Exercise details: List each line of the data in which the string "color" appears.

Dataset items:
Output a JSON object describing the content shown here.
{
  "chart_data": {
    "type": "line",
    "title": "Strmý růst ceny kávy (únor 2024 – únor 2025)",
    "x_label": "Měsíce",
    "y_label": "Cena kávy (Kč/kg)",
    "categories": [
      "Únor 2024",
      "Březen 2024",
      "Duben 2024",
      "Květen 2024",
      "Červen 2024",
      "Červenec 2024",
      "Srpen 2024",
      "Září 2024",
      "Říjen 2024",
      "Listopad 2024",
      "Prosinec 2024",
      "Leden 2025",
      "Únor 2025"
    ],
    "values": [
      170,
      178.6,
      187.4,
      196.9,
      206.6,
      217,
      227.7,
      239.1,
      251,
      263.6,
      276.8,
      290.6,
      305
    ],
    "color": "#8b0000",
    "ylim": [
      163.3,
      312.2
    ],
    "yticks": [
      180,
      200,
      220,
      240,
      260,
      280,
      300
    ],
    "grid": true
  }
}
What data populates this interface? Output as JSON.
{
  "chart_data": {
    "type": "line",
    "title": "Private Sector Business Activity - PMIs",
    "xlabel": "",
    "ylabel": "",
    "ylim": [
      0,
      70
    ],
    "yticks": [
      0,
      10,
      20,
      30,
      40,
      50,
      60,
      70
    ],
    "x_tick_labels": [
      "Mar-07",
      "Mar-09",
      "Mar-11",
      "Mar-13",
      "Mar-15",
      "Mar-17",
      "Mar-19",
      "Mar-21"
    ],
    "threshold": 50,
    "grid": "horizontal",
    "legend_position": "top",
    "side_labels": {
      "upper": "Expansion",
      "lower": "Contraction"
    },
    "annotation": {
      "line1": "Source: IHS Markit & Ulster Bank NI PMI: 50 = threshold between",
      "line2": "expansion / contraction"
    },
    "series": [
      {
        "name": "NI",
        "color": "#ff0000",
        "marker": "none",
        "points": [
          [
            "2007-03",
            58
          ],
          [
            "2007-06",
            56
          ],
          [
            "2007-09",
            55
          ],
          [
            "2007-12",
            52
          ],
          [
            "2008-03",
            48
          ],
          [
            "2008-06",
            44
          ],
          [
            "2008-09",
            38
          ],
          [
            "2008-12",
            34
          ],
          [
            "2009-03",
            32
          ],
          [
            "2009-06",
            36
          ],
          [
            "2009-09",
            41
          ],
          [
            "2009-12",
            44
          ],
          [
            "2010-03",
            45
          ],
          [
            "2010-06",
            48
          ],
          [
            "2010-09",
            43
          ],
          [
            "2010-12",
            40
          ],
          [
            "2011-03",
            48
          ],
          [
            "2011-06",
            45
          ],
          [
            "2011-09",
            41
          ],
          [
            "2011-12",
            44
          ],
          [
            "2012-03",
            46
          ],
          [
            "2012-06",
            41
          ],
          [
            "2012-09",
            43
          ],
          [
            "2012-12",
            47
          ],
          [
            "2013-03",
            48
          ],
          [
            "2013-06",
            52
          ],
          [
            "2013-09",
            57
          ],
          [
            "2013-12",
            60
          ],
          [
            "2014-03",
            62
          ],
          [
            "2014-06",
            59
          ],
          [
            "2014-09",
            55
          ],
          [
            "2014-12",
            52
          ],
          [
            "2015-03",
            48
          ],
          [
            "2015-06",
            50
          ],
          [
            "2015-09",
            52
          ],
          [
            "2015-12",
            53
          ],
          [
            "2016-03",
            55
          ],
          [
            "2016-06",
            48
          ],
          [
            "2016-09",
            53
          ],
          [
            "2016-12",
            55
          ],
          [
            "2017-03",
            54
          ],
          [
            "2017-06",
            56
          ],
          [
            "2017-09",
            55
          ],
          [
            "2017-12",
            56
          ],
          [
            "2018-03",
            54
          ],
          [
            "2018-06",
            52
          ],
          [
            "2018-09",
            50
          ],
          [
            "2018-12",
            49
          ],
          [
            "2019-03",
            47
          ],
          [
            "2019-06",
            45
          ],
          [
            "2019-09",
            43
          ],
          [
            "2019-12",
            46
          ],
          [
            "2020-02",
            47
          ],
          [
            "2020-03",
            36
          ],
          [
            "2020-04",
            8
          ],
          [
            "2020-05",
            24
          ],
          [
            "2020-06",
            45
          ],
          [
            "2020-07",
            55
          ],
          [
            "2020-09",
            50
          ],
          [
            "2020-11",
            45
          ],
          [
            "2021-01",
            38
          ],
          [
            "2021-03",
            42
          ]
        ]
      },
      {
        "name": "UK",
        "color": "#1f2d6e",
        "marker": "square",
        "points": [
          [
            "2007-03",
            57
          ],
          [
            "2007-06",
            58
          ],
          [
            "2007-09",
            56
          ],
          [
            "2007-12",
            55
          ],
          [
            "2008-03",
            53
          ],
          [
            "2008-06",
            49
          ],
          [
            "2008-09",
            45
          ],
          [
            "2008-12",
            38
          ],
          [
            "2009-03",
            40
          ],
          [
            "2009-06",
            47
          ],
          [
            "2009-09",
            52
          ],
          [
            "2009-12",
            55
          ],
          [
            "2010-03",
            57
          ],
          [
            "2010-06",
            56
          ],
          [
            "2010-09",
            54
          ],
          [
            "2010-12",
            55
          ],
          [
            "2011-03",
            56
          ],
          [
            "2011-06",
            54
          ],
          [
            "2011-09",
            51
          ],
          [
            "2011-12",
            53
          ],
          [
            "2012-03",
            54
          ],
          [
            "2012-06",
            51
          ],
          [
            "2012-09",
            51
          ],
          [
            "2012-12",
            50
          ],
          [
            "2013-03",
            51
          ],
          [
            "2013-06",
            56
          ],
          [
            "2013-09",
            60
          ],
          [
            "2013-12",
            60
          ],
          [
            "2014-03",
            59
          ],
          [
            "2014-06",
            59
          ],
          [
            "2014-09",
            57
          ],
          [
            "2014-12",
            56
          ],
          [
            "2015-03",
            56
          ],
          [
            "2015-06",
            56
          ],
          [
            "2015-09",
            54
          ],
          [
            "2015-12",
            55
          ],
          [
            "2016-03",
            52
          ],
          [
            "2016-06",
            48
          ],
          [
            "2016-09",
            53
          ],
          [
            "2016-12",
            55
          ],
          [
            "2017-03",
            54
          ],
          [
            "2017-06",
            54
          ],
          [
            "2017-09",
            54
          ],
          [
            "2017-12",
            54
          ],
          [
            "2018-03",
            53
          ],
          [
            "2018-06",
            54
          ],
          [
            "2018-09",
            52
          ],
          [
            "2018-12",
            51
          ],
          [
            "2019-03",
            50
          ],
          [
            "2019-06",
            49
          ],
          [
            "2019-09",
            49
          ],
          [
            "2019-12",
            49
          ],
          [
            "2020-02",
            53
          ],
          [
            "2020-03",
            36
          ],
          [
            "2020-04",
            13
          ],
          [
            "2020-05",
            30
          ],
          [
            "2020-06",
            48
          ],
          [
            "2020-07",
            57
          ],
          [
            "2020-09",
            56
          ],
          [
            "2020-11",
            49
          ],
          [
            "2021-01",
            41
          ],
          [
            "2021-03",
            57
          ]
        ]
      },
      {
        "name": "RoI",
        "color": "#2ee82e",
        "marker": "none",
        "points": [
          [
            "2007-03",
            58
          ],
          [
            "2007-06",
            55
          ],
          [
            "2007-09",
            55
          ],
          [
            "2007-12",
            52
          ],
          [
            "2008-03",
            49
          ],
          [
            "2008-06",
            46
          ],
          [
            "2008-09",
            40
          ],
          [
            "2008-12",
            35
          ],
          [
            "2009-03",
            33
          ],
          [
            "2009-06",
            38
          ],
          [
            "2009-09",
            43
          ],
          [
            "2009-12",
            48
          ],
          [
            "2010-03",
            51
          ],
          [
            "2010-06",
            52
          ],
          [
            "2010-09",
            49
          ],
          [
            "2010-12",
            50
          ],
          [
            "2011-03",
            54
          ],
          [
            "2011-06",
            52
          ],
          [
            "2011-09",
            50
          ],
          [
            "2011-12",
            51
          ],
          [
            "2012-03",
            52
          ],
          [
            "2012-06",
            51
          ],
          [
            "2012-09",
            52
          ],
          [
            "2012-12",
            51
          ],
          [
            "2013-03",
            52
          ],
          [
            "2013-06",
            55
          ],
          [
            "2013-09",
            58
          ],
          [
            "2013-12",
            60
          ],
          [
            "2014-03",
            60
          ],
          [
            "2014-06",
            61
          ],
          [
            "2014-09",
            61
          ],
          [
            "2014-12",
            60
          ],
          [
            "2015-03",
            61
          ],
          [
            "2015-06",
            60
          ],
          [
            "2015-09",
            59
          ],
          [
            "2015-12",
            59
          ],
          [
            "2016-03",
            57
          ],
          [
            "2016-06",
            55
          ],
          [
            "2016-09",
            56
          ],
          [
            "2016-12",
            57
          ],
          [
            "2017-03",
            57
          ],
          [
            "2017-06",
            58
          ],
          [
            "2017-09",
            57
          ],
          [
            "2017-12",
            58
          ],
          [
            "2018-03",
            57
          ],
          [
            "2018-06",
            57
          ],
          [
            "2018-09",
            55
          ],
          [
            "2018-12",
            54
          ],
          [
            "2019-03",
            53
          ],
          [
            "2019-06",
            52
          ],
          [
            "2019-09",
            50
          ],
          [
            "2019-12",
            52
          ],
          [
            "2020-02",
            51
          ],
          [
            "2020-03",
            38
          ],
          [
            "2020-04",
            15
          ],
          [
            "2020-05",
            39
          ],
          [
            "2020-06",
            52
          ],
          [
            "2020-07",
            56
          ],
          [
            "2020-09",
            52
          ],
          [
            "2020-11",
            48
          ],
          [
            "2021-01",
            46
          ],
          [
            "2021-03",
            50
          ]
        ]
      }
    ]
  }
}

Complete answer:
    "color": "#8b0000",
        "color": "#ff0000",
        "color": "#1f2d6e",
        "color": "#2ee82e",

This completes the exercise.